Records from a data collection:
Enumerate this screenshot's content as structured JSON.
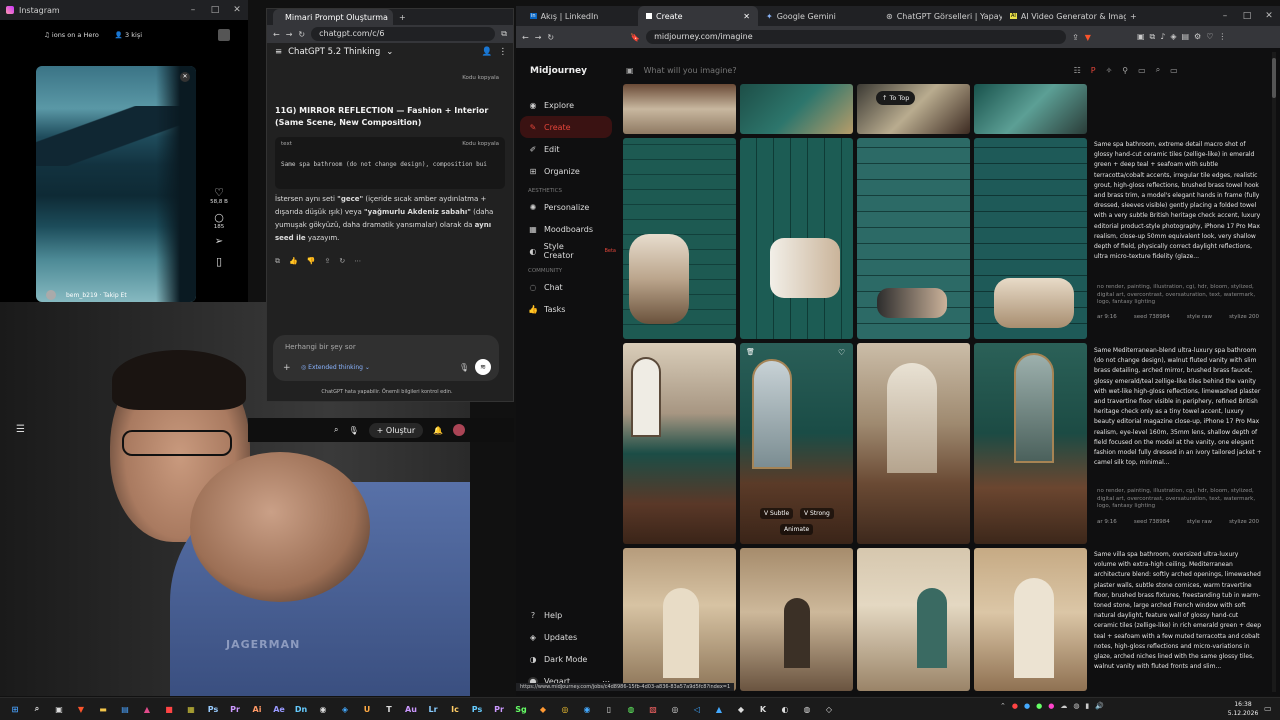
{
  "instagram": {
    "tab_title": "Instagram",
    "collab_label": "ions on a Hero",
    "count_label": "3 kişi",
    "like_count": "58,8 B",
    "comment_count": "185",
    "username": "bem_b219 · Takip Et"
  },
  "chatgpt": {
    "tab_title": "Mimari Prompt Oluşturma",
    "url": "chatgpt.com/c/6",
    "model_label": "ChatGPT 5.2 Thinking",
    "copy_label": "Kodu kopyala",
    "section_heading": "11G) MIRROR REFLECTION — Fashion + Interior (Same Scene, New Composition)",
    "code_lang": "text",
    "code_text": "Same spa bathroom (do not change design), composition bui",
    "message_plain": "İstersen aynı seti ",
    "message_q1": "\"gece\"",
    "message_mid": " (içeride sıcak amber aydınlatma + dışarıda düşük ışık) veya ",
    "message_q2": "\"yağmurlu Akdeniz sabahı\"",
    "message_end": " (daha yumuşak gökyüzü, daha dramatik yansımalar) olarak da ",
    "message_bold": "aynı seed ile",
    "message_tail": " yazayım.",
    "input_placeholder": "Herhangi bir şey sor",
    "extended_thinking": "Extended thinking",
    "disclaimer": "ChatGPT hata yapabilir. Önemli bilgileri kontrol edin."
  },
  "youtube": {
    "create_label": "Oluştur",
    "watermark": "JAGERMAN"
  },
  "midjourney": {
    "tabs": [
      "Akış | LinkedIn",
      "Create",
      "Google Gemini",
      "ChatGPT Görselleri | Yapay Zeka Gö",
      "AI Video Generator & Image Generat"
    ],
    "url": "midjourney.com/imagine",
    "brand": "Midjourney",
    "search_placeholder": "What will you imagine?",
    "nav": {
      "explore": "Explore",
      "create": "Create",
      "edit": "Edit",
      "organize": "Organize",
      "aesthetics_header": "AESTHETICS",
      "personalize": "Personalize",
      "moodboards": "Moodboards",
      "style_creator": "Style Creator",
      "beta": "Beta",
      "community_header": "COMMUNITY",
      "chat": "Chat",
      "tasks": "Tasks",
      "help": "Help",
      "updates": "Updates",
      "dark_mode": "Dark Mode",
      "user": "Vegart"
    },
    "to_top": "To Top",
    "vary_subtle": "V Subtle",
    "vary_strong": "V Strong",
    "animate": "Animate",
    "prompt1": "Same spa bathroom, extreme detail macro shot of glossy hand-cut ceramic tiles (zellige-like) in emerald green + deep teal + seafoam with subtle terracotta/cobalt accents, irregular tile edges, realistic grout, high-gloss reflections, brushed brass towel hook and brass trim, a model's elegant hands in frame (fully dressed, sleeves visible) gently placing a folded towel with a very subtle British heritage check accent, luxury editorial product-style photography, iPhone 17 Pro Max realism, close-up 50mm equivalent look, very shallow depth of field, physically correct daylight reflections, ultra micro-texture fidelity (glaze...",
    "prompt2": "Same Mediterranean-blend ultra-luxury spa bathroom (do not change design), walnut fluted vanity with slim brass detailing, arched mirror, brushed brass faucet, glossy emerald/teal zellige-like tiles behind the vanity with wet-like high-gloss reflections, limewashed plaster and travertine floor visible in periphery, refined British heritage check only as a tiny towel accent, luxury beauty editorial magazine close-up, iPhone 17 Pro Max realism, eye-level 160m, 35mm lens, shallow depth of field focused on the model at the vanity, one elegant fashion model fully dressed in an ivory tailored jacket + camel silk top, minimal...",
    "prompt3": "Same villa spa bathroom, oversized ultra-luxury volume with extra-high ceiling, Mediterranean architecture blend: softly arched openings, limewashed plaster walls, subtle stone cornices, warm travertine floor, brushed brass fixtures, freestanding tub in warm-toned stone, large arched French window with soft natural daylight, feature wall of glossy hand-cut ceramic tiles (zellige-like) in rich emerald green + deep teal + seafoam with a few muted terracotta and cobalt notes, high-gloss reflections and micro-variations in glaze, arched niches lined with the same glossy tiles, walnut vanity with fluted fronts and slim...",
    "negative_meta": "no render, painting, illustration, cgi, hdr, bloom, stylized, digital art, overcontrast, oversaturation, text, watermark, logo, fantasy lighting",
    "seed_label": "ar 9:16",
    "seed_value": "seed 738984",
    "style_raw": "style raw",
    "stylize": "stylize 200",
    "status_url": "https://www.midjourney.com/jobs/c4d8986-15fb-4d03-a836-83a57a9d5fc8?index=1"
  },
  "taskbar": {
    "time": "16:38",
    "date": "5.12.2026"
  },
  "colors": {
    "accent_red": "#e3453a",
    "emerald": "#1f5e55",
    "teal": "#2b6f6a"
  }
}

* * *

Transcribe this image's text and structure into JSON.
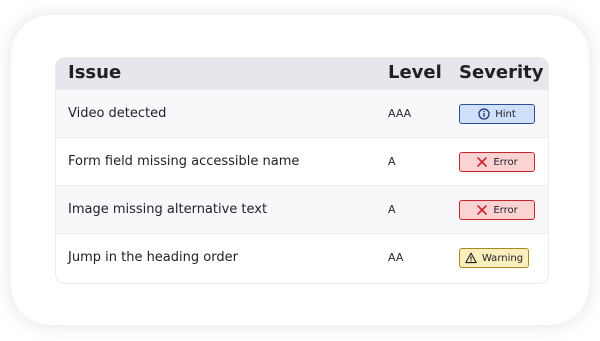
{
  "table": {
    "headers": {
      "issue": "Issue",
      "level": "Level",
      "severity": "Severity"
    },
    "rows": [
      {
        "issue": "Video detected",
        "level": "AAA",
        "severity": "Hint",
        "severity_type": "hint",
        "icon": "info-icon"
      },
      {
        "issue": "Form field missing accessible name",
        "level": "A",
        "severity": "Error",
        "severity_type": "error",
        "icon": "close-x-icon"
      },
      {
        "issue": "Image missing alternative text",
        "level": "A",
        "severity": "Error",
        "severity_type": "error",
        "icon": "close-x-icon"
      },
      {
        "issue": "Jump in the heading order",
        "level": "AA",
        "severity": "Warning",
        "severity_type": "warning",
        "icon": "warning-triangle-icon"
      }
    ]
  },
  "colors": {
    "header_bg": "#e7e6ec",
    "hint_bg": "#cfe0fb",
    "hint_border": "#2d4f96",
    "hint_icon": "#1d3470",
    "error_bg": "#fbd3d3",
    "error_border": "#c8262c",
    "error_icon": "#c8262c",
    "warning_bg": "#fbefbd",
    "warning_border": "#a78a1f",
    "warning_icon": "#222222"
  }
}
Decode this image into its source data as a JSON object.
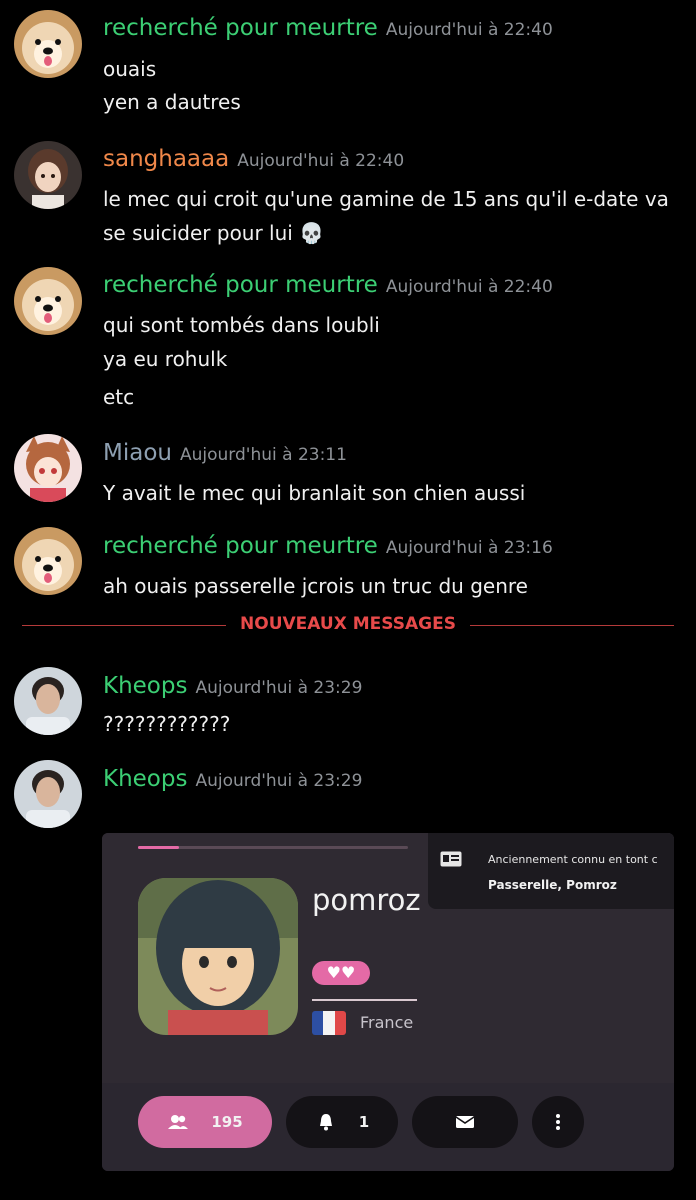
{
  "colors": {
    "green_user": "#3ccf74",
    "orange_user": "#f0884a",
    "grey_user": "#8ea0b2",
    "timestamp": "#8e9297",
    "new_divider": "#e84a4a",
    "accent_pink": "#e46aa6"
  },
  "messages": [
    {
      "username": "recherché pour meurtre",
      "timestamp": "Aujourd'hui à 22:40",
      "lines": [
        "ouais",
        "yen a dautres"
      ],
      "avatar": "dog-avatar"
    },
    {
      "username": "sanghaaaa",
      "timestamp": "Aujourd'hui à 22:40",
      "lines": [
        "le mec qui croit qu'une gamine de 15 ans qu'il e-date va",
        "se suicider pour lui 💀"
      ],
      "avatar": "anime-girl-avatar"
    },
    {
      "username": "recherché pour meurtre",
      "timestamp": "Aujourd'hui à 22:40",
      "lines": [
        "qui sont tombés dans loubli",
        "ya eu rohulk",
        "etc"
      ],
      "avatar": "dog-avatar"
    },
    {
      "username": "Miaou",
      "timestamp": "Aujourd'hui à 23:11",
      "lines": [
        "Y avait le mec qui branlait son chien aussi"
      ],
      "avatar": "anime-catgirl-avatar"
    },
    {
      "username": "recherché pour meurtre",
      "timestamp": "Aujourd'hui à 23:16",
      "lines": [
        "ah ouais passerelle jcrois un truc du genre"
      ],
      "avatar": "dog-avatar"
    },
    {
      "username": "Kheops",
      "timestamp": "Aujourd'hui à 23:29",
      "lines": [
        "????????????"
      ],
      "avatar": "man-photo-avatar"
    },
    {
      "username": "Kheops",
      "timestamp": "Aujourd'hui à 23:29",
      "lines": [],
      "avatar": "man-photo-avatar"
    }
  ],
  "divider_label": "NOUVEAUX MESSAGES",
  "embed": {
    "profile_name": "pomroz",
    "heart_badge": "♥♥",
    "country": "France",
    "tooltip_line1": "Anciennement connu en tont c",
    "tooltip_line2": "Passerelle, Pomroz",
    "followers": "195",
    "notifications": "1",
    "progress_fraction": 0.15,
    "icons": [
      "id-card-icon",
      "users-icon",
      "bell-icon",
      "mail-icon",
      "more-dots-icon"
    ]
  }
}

--

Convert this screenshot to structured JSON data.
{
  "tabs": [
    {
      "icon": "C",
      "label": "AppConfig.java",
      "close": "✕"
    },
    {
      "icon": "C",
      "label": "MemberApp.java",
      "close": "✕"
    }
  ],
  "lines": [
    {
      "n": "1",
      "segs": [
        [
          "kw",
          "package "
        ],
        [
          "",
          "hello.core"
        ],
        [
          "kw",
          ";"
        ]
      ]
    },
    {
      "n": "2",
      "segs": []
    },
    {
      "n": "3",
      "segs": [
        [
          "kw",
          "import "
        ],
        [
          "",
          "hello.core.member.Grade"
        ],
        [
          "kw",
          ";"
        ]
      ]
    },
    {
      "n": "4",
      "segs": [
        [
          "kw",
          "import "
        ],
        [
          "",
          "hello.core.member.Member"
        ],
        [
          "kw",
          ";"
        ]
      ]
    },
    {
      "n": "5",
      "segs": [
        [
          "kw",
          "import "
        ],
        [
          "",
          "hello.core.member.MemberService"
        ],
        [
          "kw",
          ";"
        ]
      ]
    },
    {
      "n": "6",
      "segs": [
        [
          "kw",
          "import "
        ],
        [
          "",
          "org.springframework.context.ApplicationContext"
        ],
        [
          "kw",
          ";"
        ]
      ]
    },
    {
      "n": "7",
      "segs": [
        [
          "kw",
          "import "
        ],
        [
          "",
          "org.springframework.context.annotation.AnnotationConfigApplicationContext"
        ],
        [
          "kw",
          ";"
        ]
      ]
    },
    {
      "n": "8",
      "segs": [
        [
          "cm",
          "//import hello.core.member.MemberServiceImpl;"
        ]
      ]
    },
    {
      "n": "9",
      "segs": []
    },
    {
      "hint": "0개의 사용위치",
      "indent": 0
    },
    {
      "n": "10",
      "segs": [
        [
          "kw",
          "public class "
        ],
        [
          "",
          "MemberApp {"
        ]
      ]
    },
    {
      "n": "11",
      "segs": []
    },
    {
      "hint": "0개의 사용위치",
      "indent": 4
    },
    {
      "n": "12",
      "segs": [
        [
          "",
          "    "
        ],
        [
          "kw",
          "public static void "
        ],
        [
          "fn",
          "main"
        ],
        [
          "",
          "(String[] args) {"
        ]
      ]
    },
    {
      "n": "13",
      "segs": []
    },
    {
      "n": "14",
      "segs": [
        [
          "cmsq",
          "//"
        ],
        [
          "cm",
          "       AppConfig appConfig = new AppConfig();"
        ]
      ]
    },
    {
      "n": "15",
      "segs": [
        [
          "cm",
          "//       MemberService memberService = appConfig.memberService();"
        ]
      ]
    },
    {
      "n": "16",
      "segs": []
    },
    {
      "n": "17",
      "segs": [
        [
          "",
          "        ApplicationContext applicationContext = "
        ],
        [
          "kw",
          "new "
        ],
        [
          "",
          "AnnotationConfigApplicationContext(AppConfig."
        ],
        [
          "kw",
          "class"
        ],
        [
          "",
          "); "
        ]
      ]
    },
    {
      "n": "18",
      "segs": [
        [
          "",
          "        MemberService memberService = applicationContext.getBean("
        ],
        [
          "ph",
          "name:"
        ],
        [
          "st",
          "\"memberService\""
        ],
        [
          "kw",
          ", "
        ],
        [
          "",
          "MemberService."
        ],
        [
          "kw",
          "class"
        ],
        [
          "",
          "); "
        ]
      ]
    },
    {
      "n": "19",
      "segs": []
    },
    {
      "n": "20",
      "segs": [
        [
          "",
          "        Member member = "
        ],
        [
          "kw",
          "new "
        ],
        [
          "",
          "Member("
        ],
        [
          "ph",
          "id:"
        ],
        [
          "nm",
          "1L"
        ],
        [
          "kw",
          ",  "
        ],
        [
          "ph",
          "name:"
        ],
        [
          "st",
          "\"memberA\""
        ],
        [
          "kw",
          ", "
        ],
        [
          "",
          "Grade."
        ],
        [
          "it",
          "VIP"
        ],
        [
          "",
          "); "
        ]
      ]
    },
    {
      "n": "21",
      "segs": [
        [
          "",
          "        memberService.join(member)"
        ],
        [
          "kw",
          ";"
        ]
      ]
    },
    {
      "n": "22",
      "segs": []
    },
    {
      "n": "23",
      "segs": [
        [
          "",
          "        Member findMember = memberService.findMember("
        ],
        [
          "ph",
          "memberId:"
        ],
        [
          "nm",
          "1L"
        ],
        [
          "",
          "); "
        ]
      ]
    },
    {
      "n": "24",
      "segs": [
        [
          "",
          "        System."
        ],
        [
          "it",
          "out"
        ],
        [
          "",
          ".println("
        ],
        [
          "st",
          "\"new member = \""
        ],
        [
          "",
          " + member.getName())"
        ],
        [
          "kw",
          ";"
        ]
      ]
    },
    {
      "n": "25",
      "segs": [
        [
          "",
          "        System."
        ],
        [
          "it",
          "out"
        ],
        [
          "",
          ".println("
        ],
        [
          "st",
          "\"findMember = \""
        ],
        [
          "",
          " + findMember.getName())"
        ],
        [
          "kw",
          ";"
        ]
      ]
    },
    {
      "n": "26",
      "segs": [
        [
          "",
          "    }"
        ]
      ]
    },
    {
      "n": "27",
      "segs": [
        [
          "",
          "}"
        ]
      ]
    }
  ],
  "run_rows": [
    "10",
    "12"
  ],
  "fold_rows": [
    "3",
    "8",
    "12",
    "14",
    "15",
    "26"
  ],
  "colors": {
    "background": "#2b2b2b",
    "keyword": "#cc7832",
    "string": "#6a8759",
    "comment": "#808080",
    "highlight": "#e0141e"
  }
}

→ **Task**
From the data, list each line in which the string "anime" appears.

→ **Exercise solution**
      "avatar": "anime-girl-avatar"
      "avatar": "anime-catgirl-avatar"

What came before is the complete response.